§ **PROBLEM STATEMENT**:
Write out every record below exactly as it appears.

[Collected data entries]
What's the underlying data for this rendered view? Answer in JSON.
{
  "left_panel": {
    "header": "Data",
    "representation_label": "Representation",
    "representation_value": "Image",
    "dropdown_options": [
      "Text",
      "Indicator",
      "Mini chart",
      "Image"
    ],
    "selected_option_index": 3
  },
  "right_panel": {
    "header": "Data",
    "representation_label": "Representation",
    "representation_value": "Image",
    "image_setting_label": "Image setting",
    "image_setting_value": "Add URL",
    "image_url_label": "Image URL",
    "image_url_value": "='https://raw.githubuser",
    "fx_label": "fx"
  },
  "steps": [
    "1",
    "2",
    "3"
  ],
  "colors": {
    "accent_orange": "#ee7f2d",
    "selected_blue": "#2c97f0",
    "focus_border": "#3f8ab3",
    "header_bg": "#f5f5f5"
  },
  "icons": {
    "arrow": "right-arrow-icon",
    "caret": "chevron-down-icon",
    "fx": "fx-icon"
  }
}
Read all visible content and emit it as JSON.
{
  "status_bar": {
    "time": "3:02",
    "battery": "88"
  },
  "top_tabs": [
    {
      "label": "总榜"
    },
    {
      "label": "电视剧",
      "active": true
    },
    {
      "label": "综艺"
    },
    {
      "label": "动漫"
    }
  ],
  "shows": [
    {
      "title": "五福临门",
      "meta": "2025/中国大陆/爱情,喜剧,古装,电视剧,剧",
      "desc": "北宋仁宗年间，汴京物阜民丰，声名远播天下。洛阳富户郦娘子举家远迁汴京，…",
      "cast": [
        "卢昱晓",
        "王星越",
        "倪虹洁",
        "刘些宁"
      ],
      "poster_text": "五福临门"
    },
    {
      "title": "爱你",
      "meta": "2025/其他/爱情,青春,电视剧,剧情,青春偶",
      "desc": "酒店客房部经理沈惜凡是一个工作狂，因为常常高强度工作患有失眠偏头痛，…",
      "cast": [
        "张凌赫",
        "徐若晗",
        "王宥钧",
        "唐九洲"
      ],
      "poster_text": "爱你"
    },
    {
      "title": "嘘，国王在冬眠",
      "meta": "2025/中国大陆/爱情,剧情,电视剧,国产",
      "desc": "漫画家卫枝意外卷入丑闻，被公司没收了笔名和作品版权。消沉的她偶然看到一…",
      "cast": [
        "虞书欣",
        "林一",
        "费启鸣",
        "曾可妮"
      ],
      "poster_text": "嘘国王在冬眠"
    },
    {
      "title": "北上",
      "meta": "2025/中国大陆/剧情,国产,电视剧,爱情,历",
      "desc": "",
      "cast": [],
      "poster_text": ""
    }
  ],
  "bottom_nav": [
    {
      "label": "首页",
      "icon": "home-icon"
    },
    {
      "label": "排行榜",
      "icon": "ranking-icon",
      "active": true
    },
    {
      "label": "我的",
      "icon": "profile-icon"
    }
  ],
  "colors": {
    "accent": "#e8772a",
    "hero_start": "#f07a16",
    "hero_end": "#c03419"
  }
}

§ **EXERCISE RESPONSE**:
What's the underlying data for this rendered view? Answer in JSON.
{
  "left_panel": {
    "header": "Data",
    "representation_label": "Representation",
    "representation_value": "Image",
    "dropdown_options": [
      "Text",
      "Indicator",
      "Mini chart",
      "Image"
    ],
    "selected_option_index": 3
  },
  "right_panel": {
    "header": "Data",
    "representation_label": "Representation",
    "representation_value": "Image",
    "image_setting_label": "Image setting",
    "image_setting_value": "Add URL",
    "image_url_label": "Image URL",
    "image_url_value": "='https://raw.githubuser",
    "fx_label": "fx"
  },
  "steps": [
    "1",
    "2",
    "3"
  ],
  "colors": {
    "accent_orange": "#ee7f2d",
    "selected_blue": "#2c97f0",
    "focus_border": "#3f8ab3",
    "header_bg": "#f5f5f5"
  },
  "icons": {
    "arrow": "right-arrow-icon",
    "caret": "chevron-down-icon",
    "fx": "fx-icon"
  }
}
Read all visible content and emit it as JSON.
{
  "status_bar": {
    "time": "3:02",
    "battery": "88"
  },
  "top_tabs": [
    {
      "label": "总榜"
    },
    {
      "label": "电视剧",
      "active": true
    },
    {
      "label": "综艺"
    },
    {
      "label": "动漫"
    }
  ],
  "shows": [
    {
      "title": "五福临门",
      "meta": "2025/中国大陆/爱情,喜剧,古装,电视剧,剧",
      "desc": "北宋仁宗年间，汴京物阜民丰，声名远播天下。洛阳富户郦娘子举家远迁汴京，…",
      "cast": [
        "卢昱晓",
        "王星越",
        "倪虹洁",
        "刘些宁"
      ],
      "poster_text": "五福临门"
    },
    {
      "title": "爱你",
      "meta": "2025/其他/爱情,青春,电视剧,剧情,青春偶",
      "desc": "酒店客房部经理沈惜凡是一个工作狂，因为常常高强度工作患有失眠偏头痛，…",
      "cast": [
        "张凌赫",
        "徐若晗",
        "王宥钧",
        "唐九洲"
      ],
      "poster_text": "爱你"
    },
    {
      "title": "嘘，国王在冬眠",
      "meta": "2025/中国大陆/爱情,剧情,电视剧,国产",
      "desc": "漫画家卫枝意外卷入丑闻，被公司没收了笔名和作品版权。消沉的她偶然看到一…",
      "cast": [
        "虞书欣",
        "林一",
        "费启鸣",
        "曾可妮"
      ],
      "poster_text": "嘘国王在冬眠"
    },
    {
      "title": "北上",
      "meta": "2025/中国大陆/剧情,国产,电视剧,爱情,历",
      "desc": "",
      "cast": [],
      "poster_text": ""
    }
  ],
  "bottom_nav": [
    {
      "label": "首页",
      "icon": "home-icon"
    },
    {
      "label": "排行榜",
      "icon": "ranking-icon",
      "active": true
    },
    {
      "label": "我的",
      "icon": "profile-icon"
    }
  ],
  "colors": {
    "accent": "#e8772a",
    "hero_start": "#f07a16",
    "hero_end": "#c03419"
  }
}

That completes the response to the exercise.